[Written task] Copy every line of the listing below word for word.

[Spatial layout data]

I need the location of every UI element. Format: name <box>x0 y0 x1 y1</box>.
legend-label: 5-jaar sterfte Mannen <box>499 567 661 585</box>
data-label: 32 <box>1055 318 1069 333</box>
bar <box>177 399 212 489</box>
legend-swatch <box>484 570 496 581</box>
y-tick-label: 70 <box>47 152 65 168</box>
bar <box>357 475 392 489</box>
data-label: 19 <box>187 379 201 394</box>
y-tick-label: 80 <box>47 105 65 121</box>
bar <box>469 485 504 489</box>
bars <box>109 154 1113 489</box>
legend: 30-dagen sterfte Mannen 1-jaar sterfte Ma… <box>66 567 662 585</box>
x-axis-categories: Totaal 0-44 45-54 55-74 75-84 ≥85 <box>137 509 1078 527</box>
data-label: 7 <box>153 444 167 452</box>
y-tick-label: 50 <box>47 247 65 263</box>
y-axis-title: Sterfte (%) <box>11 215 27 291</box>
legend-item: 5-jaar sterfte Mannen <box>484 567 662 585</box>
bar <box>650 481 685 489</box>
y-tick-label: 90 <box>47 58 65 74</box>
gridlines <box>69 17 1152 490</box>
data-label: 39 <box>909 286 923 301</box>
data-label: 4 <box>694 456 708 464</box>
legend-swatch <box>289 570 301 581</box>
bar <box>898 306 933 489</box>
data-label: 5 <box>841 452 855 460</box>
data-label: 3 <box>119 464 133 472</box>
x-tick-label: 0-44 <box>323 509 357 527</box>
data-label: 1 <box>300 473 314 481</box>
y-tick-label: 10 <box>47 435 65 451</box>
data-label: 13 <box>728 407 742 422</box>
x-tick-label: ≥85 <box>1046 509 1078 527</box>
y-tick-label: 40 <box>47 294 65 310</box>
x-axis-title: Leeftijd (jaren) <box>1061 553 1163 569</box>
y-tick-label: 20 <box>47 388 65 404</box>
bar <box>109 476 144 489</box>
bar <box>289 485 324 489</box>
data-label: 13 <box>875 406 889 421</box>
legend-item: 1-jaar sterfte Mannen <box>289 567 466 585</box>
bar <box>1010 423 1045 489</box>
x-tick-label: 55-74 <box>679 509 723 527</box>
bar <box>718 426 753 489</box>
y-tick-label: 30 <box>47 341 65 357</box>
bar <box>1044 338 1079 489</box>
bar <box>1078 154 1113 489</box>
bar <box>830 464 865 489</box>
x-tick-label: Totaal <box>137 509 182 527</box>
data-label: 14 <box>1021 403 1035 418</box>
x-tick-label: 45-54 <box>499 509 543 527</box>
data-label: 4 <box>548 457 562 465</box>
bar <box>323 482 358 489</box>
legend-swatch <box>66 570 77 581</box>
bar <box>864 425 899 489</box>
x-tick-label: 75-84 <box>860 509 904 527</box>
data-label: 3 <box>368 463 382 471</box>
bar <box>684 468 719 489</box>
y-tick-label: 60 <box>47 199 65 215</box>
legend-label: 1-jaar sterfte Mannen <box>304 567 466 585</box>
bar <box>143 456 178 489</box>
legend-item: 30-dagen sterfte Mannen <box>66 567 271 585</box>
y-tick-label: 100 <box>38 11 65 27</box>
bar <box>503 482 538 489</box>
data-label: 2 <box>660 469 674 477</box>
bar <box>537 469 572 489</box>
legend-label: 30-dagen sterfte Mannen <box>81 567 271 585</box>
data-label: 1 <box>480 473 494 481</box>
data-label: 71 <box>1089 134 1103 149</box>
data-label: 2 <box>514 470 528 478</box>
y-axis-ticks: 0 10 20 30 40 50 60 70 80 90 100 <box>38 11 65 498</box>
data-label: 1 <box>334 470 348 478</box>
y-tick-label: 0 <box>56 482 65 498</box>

[Task output]
I need the location of every UI element. Format: name <box>x0 y0 x1 y1</box>.
legend-label: 5-jaar sterfte Mannen <box>499 567 661 585</box>
data-label: 32 <box>1055 318 1069 333</box>
bar <box>177 399 212 489</box>
legend-swatch <box>484 570 496 581</box>
y-tick-label: 70 <box>47 152 65 168</box>
bar <box>357 475 392 489</box>
data-label: 19 <box>187 379 201 394</box>
y-tick-label: 80 <box>47 105 65 121</box>
bar <box>469 485 504 489</box>
bars <box>109 154 1113 489</box>
legend: 30-dagen sterfte Mannen 1-jaar sterfte Ma… <box>66 567 662 585</box>
x-axis-categories: Totaal 0-44 45-54 55-74 75-84 ≥85 <box>137 509 1078 527</box>
data-label: 7 <box>153 444 167 452</box>
y-tick-label: 50 <box>47 247 65 263</box>
y-axis-title: Sterfte (%) <box>11 215 27 291</box>
legend-item: 5-jaar sterfte Mannen <box>484 567 662 585</box>
bar <box>650 481 685 489</box>
y-tick-label: 90 <box>47 58 65 74</box>
gridlines <box>69 17 1152 490</box>
data-label: 39 <box>909 286 923 301</box>
data-label: 4 <box>694 456 708 464</box>
legend-swatch <box>289 570 301 581</box>
bar <box>898 306 933 489</box>
data-label: 5 <box>841 452 855 460</box>
data-label: 3 <box>119 464 133 472</box>
x-tick-label: 0-44 <box>323 509 357 527</box>
data-label: 1 <box>300 473 314 481</box>
y-tick-label: 10 <box>47 435 65 451</box>
data-label: 13 <box>728 407 742 422</box>
x-tick-label: ≥85 <box>1046 509 1078 527</box>
y-tick-label: 40 <box>47 294 65 310</box>
x-axis-title: Leeftijd (jaren) <box>1061 553 1163 569</box>
y-tick-label: 20 <box>47 388 65 404</box>
bar <box>109 476 144 489</box>
bar <box>289 485 324 489</box>
data-label: 13 <box>875 406 889 421</box>
legend-item: 1-jaar sterfte Mannen <box>289 567 466 585</box>
bar <box>1010 423 1045 489</box>
x-tick-label: 55-74 <box>679 509 723 527</box>
bar <box>718 426 753 489</box>
y-tick-label: 30 <box>47 341 65 357</box>
bar <box>1044 338 1079 489</box>
bar <box>1078 154 1113 489</box>
bar <box>830 464 865 489</box>
x-tick-label: Totaal <box>137 509 182 527</box>
data-label: 14 <box>1021 403 1035 418</box>
x-tick-label: 45-54 <box>499 509 543 527</box>
data-label: 4 <box>548 457 562 465</box>
bar <box>323 482 358 489</box>
legend-swatch <box>66 570 77 581</box>
bar <box>864 425 899 489</box>
x-tick-label: 75-84 <box>860 509 904 527</box>
data-label: 3 <box>368 463 382 471</box>
bar <box>684 468 719 489</box>
y-tick-label: 60 <box>47 199 65 215</box>
legend-label: 1-jaar sterfte Mannen <box>304 567 466 585</box>
bar <box>143 456 178 489</box>
legend-item: 30-dagen sterfte Mannen <box>66 567 271 585</box>
y-tick-label: 100 <box>38 11 65 27</box>
bar <box>503 482 538 489</box>
data-label: 2 <box>660 469 674 477</box>
bar <box>537 469 572 489</box>
legend-label: 30-dagen sterfte Mannen <box>81 567 271 585</box>
data-label: 1 <box>480 473 494 481</box>
data-label: 71 <box>1089 134 1103 149</box>
data-label: 2 <box>514 470 528 478</box>
y-axis-ticks: 0 10 20 30 40 50 60 70 80 90 100 <box>38 11 65 498</box>
data-label: 1 <box>334 470 348 478</box>
y-tick-label: 0 <box>56 482 65 498</box>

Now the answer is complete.